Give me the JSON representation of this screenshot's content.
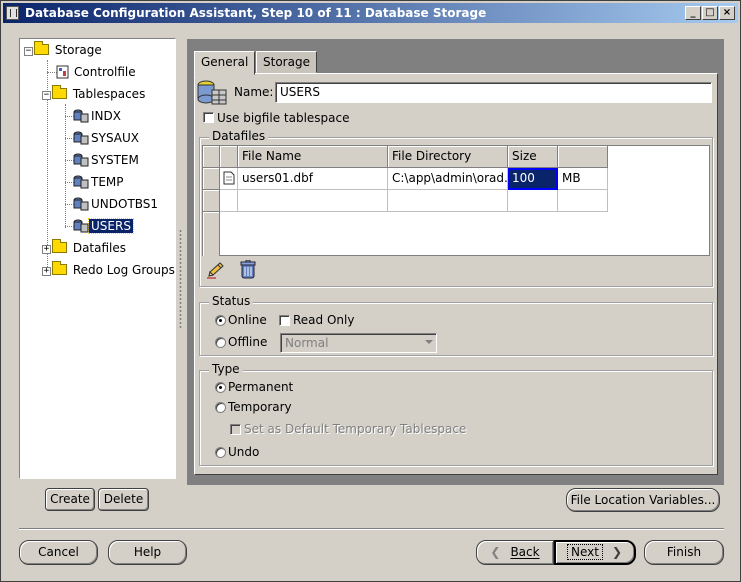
{
  "window": {
    "title": "Database Configuration Assistant, Step 10 of 11 : Database Storage",
    "controls": {
      "minimize": "_",
      "maximize": "□",
      "close": "×"
    }
  },
  "tree": {
    "root": "Storage",
    "controlfile": "Controlfile",
    "tablespaces": "Tablespaces",
    "tablespace_items": [
      "INDX",
      "SYSAUX",
      "SYSTEM",
      "TEMP",
      "UNDOTBS1",
      "USERS"
    ],
    "datafiles": "Datafiles",
    "redo_log_groups": "Redo Log Groups",
    "selected": "USERS"
  },
  "tabs": {
    "general": "General",
    "storage": "Storage",
    "active": "General"
  },
  "general": {
    "name_label": "Name:",
    "name_value": "USERS",
    "bigfile_label": "Use bigfile tablespace",
    "bigfile_checked": false
  },
  "datafiles": {
    "group_title": "Datafiles",
    "columns": [
      "File Name",
      "File Directory",
      "Size",
      ""
    ],
    "rows": [
      {
        "file_name": "users01.dbf",
        "file_directory": "C:\\app\\admin\\orad...",
        "size": "100",
        "unit": "MB"
      }
    ],
    "edit_icon": "pencil-icon",
    "delete_icon": "trash-icon"
  },
  "status": {
    "group_title": "Status",
    "online_label": "Online",
    "read_only_label": "Read Only",
    "offline_label": "Offline",
    "offline_mode_value": "Normal",
    "selected": "Online"
  },
  "type": {
    "group_title": "Type",
    "permanent_label": "Permanent",
    "temporary_label": "Temporary",
    "default_temp_label": "Set as Default Temporary Tablespace",
    "undo_label": "Undo",
    "selected": "Permanent"
  },
  "actions": {
    "create": "Create",
    "delete": "Delete",
    "file_location_variables": "File Location Variables..."
  },
  "footer": {
    "cancel": "Cancel",
    "help": "Help",
    "back": "Back",
    "next": "Next",
    "finish": "Finish"
  },
  "colors": {
    "selection": "#0a246a",
    "title_start": "#0a246a",
    "title_end": "#a6caf0",
    "panel": "#808080"
  }
}
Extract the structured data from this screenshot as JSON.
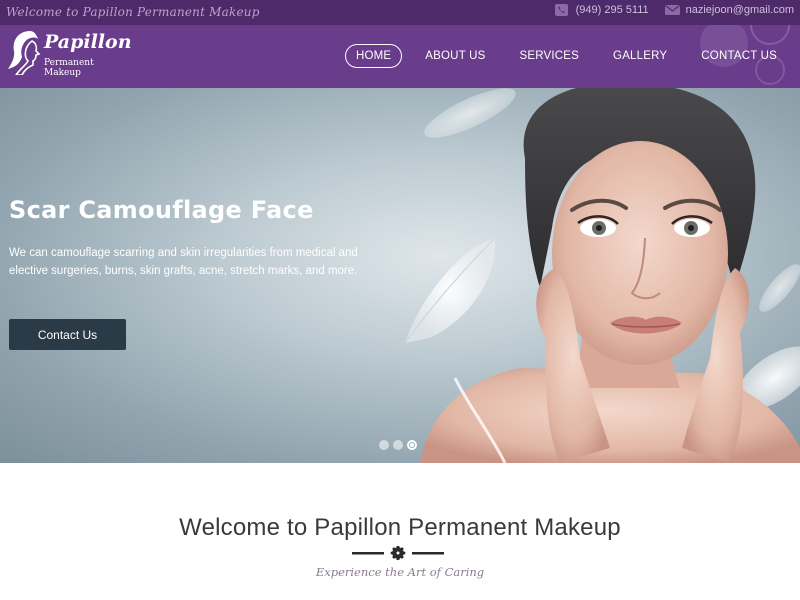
{
  "topbar": {
    "tagline": "Welcome to Papillon Permanent Makeup",
    "phone": "(949) 295 5111",
    "email": "naziejoon@gmail.com"
  },
  "logo": {
    "title": "Papillon",
    "subtitle": "Permanent Makeup"
  },
  "nav": {
    "items": [
      {
        "label": "HOME",
        "active": true
      },
      {
        "label": "ABOUT US",
        "active": false
      },
      {
        "label": "SERVICES",
        "active": false
      },
      {
        "label": "GALLERY",
        "active": false
      },
      {
        "label": "CONTACT US",
        "active": false
      }
    ]
  },
  "hero": {
    "title": "Scar Camouflage Face",
    "text": "We can camouflage scarring and skin irregularities from medical and elective surgeries, burns, skin grafts, acne, stretch marks, and more.",
    "button_label": "Contact Us",
    "slides_total": 3,
    "active_slide": 3
  },
  "welcome": {
    "title": "Welcome to Papillon Permanent Makeup",
    "subtitle": "Experience the Art of Caring"
  },
  "colors": {
    "topbar_bg": "#4f2a6b",
    "header_bg": "#6a3c8c",
    "button_bg": "#2a3a47"
  },
  "icons": {
    "phone": "phone-icon",
    "mail": "mail-icon",
    "divider": "flower-ornament-icon"
  }
}
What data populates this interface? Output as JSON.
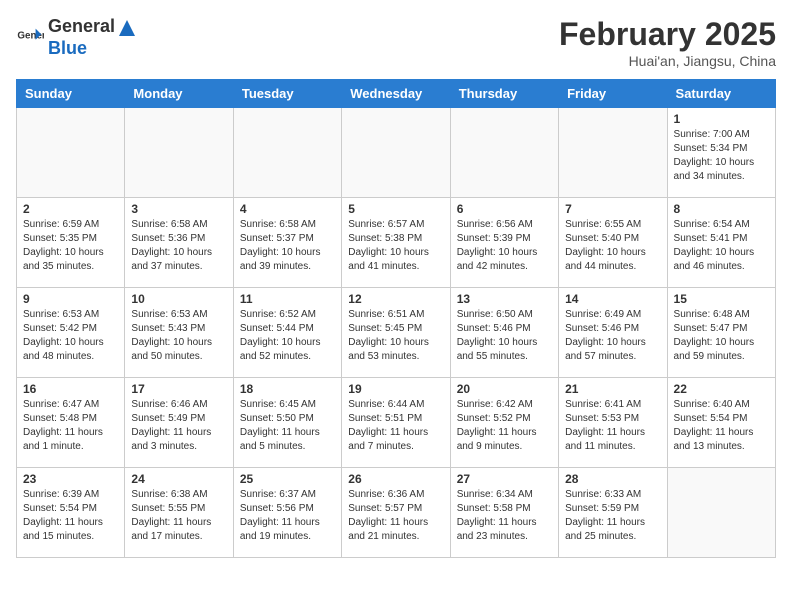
{
  "header": {
    "logo_general": "General",
    "logo_blue": "Blue",
    "month_year": "February 2025",
    "location": "Huai'an, Jiangsu, China"
  },
  "weekdays": [
    "Sunday",
    "Monday",
    "Tuesday",
    "Wednesday",
    "Thursday",
    "Friday",
    "Saturday"
  ],
  "weeks": [
    [
      {
        "day": "",
        "info": ""
      },
      {
        "day": "",
        "info": ""
      },
      {
        "day": "",
        "info": ""
      },
      {
        "day": "",
        "info": ""
      },
      {
        "day": "",
        "info": ""
      },
      {
        "day": "",
        "info": ""
      },
      {
        "day": "1",
        "info": "Sunrise: 7:00 AM\nSunset: 5:34 PM\nDaylight: 10 hours\nand 34 minutes."
      }
    ],
    [
      {
        "day": "2",
        "info": "Sunrise: 6:59 AM\nSunset: 5:35 PM\nDaylight: 10 hours\nand 35 minutes."
      },
      {
        "day": "3",
        "info": "Sunrise: 6:58 AM\nSunset: 5:36 PM\nDaylight: 10 hours\nand 37 minutes."
      },
      {
        "day": "4",
        "info": "Sunrise: 6:58 AM\nSunset: 5:37 PM\nDaylight: 10 hours\nand 39 minutes."
      },
      {
        "day": "5",
        "info": "Sunrise: 6:57 AM\nSunset: 5:38 PM\nDaylight: 10 hours\nand 41 minutes."
      },
      {
        "day": "6",
        "info": "Sunrise: 6:56 AM\nSunset: 5:39 PM\nDaylight: 10 hours\nand 42 minutes."
      },
      {
        "day": "7",
        "info": "Sunrise: 6:55 AM\nSunset: 5:40 PM\nDaylight: 10 hours\nand 44 minutes."
      },
      {
        "day": "8",
        "info": "Sunrise: 6:54 AM\nSunset: 5:41 PM\nDaylight: 10 hours\nand 46 minutes."
      }
    ],
    [
      {
        "day": "9",
        "info": "Sunrise: 6:53 AM\nSunset: 5:42 PM\nDaylight: 10 hours\nand 48 minutes."
      },
      {
        "day": "10",
        "info": "Sunrise: 6:53 AM\nSunset: 5:43 PM\nDaylight: 10 hours\nand 50 minutes."
      },
      {
        "day": "11",
        "info": "Sunrise: 6:52 AM\nSunset: 5:44 PM\nDaylight: 10 hours\nand 52 minutes."
      },
      {
        "day": "12",
        "info": "Sunrise: 6:51 AM\nSunset: 5:45 PM\nDaylight: 10 hours\nand 53 minutes."
      },
      {
        "day": "13",
        "info": "Sunrise: 6:50 AM\nSunset: 5:46 PM\nDaylight: 10 hours\nand 55 minutes."
      },
      {
        "day": "14",
        "info": "Sunrise: 6:49 AM\nSunset: 5:46 PM\nDaylight: 10 hours\nand 57 minutes."
      },
      {
        "day": "15",
        "info": "Sunrise: 6:48 AM\nSunset: 5:47 PM\nDaylight: 10 hours\nand 59 minutes."
      }
    ],
    [
      {
        "day": "16",
        "info": "Sunrise: 6:47 AM\nSunset: 5:48 PM\nDaylight: 11 hours\nand 1 minute."
      },
      {
        "day": "17",
        "info": "Sunrise: 6:46 AM\nSunset: 5:49 PM\nDaylight: 11 hours\nand 3 minutes."
      },
      {
        "day": "18",
        "info": "Sunrise: 6:45 AM\nSunset: 5:50 PM\nDaylight: 11 hours\nand 5 minutes."
      },
      {
        "day": "19",
        "info": "Sunrise: 6:44 AM\nSunset: 5:51 PM\nDaylight: 11 hours\nand 7 minutes."
      },
      {
        "day": "20",
        "info": "Sunrise: 6:42 AM\nSunset: 5:52 PM\nDaylight: 11 hours\nand 9 minutes."
      },
      {
        "day": "21",
        "info": "Sunrise: 6:41 AM\nSunset: 5:53 PM\nDaylight: 11 hours\nand 11 minutes."
      },
      {
        "day": "22",
        "info": "Sunrise: 6:40 AM\nSunset: 5:54 PM\nDaylight: 11 hours\nand 13 minutes."
      }
    ],
    [
      {
        "day": "23",
        "info": "Sunrise: 6:39 AM\nSunset: 5:54 PM\nDaylight: 11 hours\nand 15 minutes."
      },
      {
        "day": "24",
        "info": "Sunrise: 6:38 AM\nSunset: 5:55 PM\nDaylight: 11 hours\nand 17 minutes."
      },
      {
        "day": "25",
        "info": "Sunrise: 6:37 AM\nSunset: 5:56 PM\nDaylight: 11 hours\nand 19 minutes."
      },
      {
        "day": "26",
        "info": "Sunrise: 6:36 AM\nSunset: 5:57 PM\nDaylight: 11 hours\nand 21 minutes."
      },
      {
        "day": "27",
        "info": "Sunrise: 6:34 AM\nSunset: 5:58 PM\nDaylight: 11 hours\nand 23 minutes."
      },
      {
        "day": "28",
        "info": "Sunrise: 6:33 AM\nSunset: 5:59 PM\nDaylight: 11 hours\nand 25 minutes."
      },
      {
        "day": "",
        "info": ""
      }
    ]
  ]
}
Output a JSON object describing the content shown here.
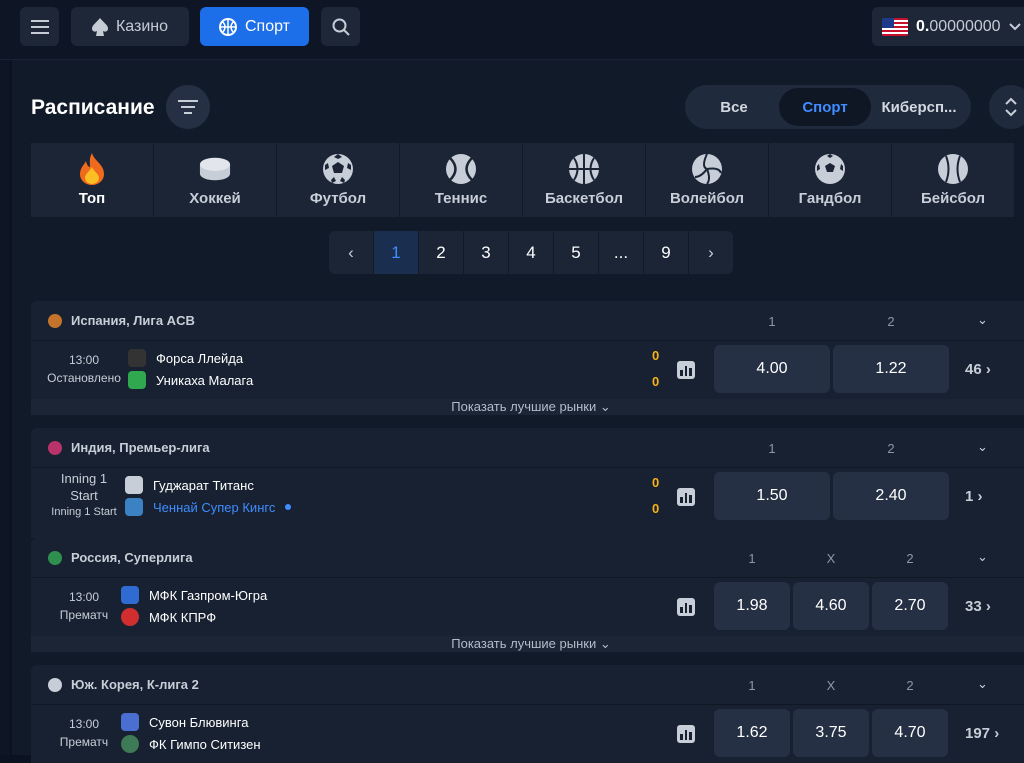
{
  "topbar": {
    "casino_label": "Казино",
    "sport_label": "Спорт",
    "balance_int": "0.",
    "balance_dec": "00000000"
  },
  "header": {
    "title": "Расписание",
    "segments": [
      "Все",
      "Спорт",
      "Киберсп..."
    ],
    "active_segment": "Спорт"
  },
  "sports": [
    {
      "label": "Топ",
      "icon": "fire-icon"
    },
    {
      "label": "Хоккей",
      "icon": "hockey-puck-icon"
    },
    {
      "label": "Футбол",
      "icon": "soccer-ball-icon"
    },
    {
      "label": "Теннис",
      "icon": "tennis-ball-icon"
    },
    {
      "label": "Баскетбол",
      "icon": "basketball-icon"
    },
    {
      "label": "Волейбол",
      "icon": "volleyball-icon"
    },
    {
      "label": "Гандбол",
      "icon": "handball-icon"
    },
    {
      "label": "Бейсбол",
      "icon": "baseball-icon"
    }
  ],
  "pager": {
    "prev": "‹",
    "pages": [
      "1",
      "2",
      "3",
      "4",
      "5",
      "...",
      "9"
    ],
    "next": "›",
    "active": "1"
  },
  "leagues": [
    {
      "name": "Испания, Лига ACB",
      "cols": [
        "1",
        "2"
      ],
      "match": {
        "time": "13:00",
        "status": "Остановлено",
        "team1": "Форса Ллейда",
        "team2": "Уникаха Малага",
        "score1": "0",
        "score2": "0",
        "odds": [
          "4.00",
          "1.22"
        ],
        "more": "46"
      },
      "best_markets": "Показать лучшие рынки"
    },
    {
      "name": "Индия, Премьер-лига",
      "cols": [
        "1",
        "2"
      ],
      "match": {
        "time": "Inning 1 Start",
        "status": "Inning 1 Start",
        "team1": "Гуджарат Титанс",
        "team2": "Ченнай Супер Кингс",
        "score1": "0",
        "score2": "0",
        "odds": [
          "1.50",
          "2.40"
        ],
        "more": "1"
      }
    },
    {
      "name": "Россия, Суперлига",
      "cols": [
        "1",
        "X",
        "2"
      ],
      "match": {
        "time": "13:00",
        "status": "Прематч",
        "team1": "МФК Газпром-Югра",
        "team2": "МФК КПРФ",
        "odds": [
          "1.98",
          "4.60",
          "2.70"
        ],
        "more": "33"
      },
      "best_markets": "Показать лучшие рынки"
    },
    {
      "name": "Юж. Корея, К-лига 2",
      "cols": [
        "1",
        "X",
        "2"
      ],
      "match": {
        "time": "13:00",
        "status": "Прематч",
        "team1": "Сувон Блювинга",
        "team2": "ФК Гимпо Ситизен",
        "odds": [
          "1.62",
          "3.75",
          "4.70"
        ],
        "more": "197"
      }
    }
  ],
  "colors": {
    "accent": "#1c6fe8",
    "score": "#f5b316",
    "link": "#3f8cff"
  }
}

What is asked
Find and copy every line in the entries above where the string "Permanent" occurs.

Written response
    "permanent_label": "Permanent",
    "selected": "Permanent"
    "tagline": "Welcome to Papillon Permanent Makeup",
    "subtitle": "Permanent Makeup"
    "title": "Welcome to Papillon Permanent Makeup",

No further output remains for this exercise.